====== EXTRACTED MATERIAL ======

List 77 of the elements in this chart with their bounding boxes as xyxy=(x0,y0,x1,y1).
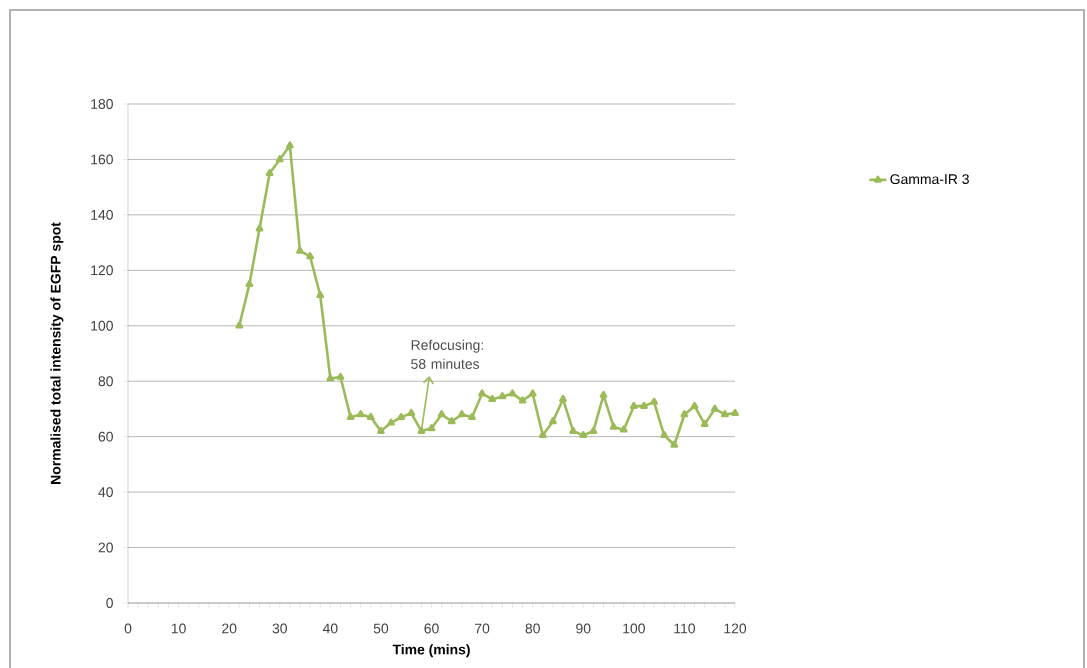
point xyxy=(265,168,274,177)
point xyxy=(660,430,669,439)
x-tick-label: 110 xyxy=(674,623,696,634)
point xyxy=(397,412,406,421)
point xyxy=(245,279,254,287)
point xyxy=(589,426,598,434)
x-tick-label: 50 xyxy=(373,623,389,634)
point xyxy=(377,426,385,434)
point xyxy=(478,389,486,397)
x-axis-title: Time (mins) xyxy=(392,644,470,658)
point xyxy=(417,426,426,434)
legend-label: Gamma-IR 3 xyxy=(890,174,969,185)
point xyxy=(549,417,557,425)
point xyxy=(437,410,446,418)
x-tick-label: 70 xyxy=(475,623,490,634)
y-tick-label: 40 xyxy=(98,487,113,498)
point xyxy=(235,321,244,329)
point xyxy=(356,410,365,418)
x-tick-label: 90 xyxy=(576,623,591,634)
point xyxy=(447,417,456,425)
y-tick-label: 140 xyxy=(91,209,113,220)
x-tick-label: 20 xyxy=(222,623,237,634)
point xyxy=(336,372,345,380)
y-tick-label: 80 xyxy=(98,376,113,387)
point xyxy=(670,440,679,448)
point xyxy=(407,408,416,416)
point xyxy=(721,410,729,418)
y-tick-label: 180 xyxy=(91,99,113,109)
x-tick-label: 30 xyxy=(272,623,287,634)
point xyxy=(498,392,507,400)
y-tick-label: 0 xyxy=(106,598,113,608)
x-tick-label: 120 xyxy=(724,623,747,634)
x-tick-label: 60 xyxy=(424,623,439,634)
point xyxy=(629,401,638,409)
point xyxy=(326,374,335,382)
point xyxy=(316,290,325,299)
point xyxy=(619,425,628,433)
y-tick-label: 120 xyxy=(91,265,113,276)
point xyxy=(275,155,284,163)
y-tick-label: 160 xyxy=(91,154,113,165)
point xyxy=(579,430,588,439)
point xyxy=(640,401,648,409)
point xyxy=(427,424,436,432)
point xyxy=(387,418,395,426)
x-tick-label: 10 xyxy=(171,623,186,634)
point xyxy=(599,390,608,398)
point xyxy=(690,401,699,409)
point xyxy=(559,394,567,403)
point xyxy=(569,426,578,434)
y-axis-title: Normalised total intensity of EGFP spot xyxy=(50,222,64,484)
point xyxy=(296,246,304,254)
point xyxy=(255,224,264,232)
point xyxy=(609,422,618,430)
point xyxy=(468,412,476,421)
y-tick-label: 20 xyxy=(98,542,113,553)
x-tick-label: 100 xyxy=(623,623,645,634)
point xyxy=(518,396,527,404)
y-tick-label: 60 xyxy=(98,431,113,442)
point xyxy=(457,410,466,418)
point xyxy=(700,419,709,427)
point xyxy=(528,389,537,397)
point xyxy=(508,389,517,397)
point xyxy=(488,394,497,403)
point xyxy=(538,430,547,439)
point xyxy=(710,404,719,412)
x-tick-label: 80 xyxy=(525,623,540,634)
point xyxy=(366,412,375,421)
y-tick-label: 100 xyxy=(91,320,113,331)
point xyxy=(285,141,294,149)
point xyxy=(306,252,315,260)
point xyxy=(731,408,739,416)
point xyxy=(680,410,689,418)
point xyxy=(650,397,658,405)
x-tick-label: 0 xyxy=(124,623,132,634)
x-tick-label: 40 xyxy=(322,623,338,634)
annotation: Refocusing: 58 minutes xyxy=(411,339,483,369)
point xyxy=(346,412,355,421)
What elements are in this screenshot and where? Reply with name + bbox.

======

#### WHAT IS NEEDED
Copy all of the entries above word for word, leaving out the pictures.

#### SOLUTION TO THE PROBLEM
List 77 of the elements in this chart with their bounding boxes as xyxy=(x0,y0,x1,y1).
point xyxy=(265,168,274,177)
point xyxy=(660,430,669,439)
x-tick-label: 110 xyxy=(674,623,696,634)
point xyxy=(397,412,406,421)
point xyxy=(245,279,254,287)
point xyxy=(589,426,598,434)
x-tick-label: 50 xyxy=(373,623,389,634)
point xyxy=(377,426,385,434)
point xyxy=(478,389,486,397)
x-axis-title: Time (mins) xyxy=(392,644,470,658)
point xyxy=(417,426,426,434)
legend-label: Gamma-IR 3 xyxy=(890,174,969,185)
point xyxy=(549,417,557,425)
point xyxy=(437,410,446,418)
x-tick-label: 70 xyxy=(475,623,490,634)
y-tick-label: 40 xyxy=(98,487,113,498)
point xyxy=(235,321,244,329)
point xyxy=(356,410,365,418)
x-tick-label: 90 xyxy=(576,623,591,634)
point xyxy=(447,417,456,425)
y-tick-label: 140 xyxy=(91,209,113,220)
x-tick-label: 20 xyxy=(222,623,237,634)
point xyxy=(336,372,345,380)
y-tick-label: 80 xyxy=(98,376,113,387)
point xyxy=(670,440,679,448)
point xyxy=(407,408,416,416)
point xyxy=(721,410,729,418)
y-tick-label: 180 xyxy=(91,99,113,109)
x-tick-label: 30 xyxy=(272,623,287,634)
point xyxy=(498,392,507,400)
y-tick-label: 0 xyxy=(106,598,113,608)
x-tick-label: 120 xyxy=(724,623,747,634)
x-tick-label: 60 xyxy=(424,623,439,634)
point xyxy=(629,401,638,409)
point xyxy=(326,374,335,382)
point xyxy=(316,290,325,299)
point xyxy=(619,425,628,433)
y-tick-label: 120 xyxy=(91,265,113,276)
point xyxy=(275,155,284,163)
y-tick-label: 160 xyxy=(91,154,113,165)
point xyxy=(579,430,588,439)
point xyxy=(640,401,648,409)
point xyxy=(427,424,436,432)
point xyxy=(387,418,395,426)
x-tick-label: 10 xyxy=(171,623,186,634)
point xyxy=(599,390,608,398)
point xyxy=(690,401,699,409)
point xyxy=(559,394,567,403)
point xyxy=(569,426,578,434)
y-axis-title: Normalised total intensity of EGFP spot xyxy=(50,222,64,484)
point xyxy=(296,246,304,254)
point xyxy=(255,224,264,232)
point xyxy=(609,422,618,430)
point xyxy=(468,412,476,421)
y-tick-label: 20 xyxy=(98,542,113,553)
x-tick-label: 100 xyxy=(623,623,645,634)
point xyxy=(518,396,527,404)
y-tick-label: 60 xyxy=(98,431,113,442)
point xyxy=(457,410,466,418)
point xyxy=(700,419,709,427)
point xyxy=(528,389,537,397)
point xyxy=(508,389,517,397)
point xyxy=(488,394,497,403)
point xyxy=(538,430,547,439)
point xyxy=(710,404,719,412)
x-tick-label: 80 xyxy=(525,623,540,634)
point xyxy=(366,412,375,421)
y-tick-label: 100 xyxy=(91,320,113,331)
point xyxy=(285,141,294,149)
point xyxy=(306,252,315,260)
point xyxy=(731,408,739,416)
point xyxy=(680,410,689,418)
point xyxy=(650,397,658,405)
x-tick-label: 0 xyxy=(124,623,132,634)
x-tick-label: 40 xyxy=(322,623,338,634)
annotation: Refocusing: 58 minutes xyxy=(411,339,483,369)
point xyxy=(346,412,355,421)
What elements are in this screenshot and where? Reply with name + bbox.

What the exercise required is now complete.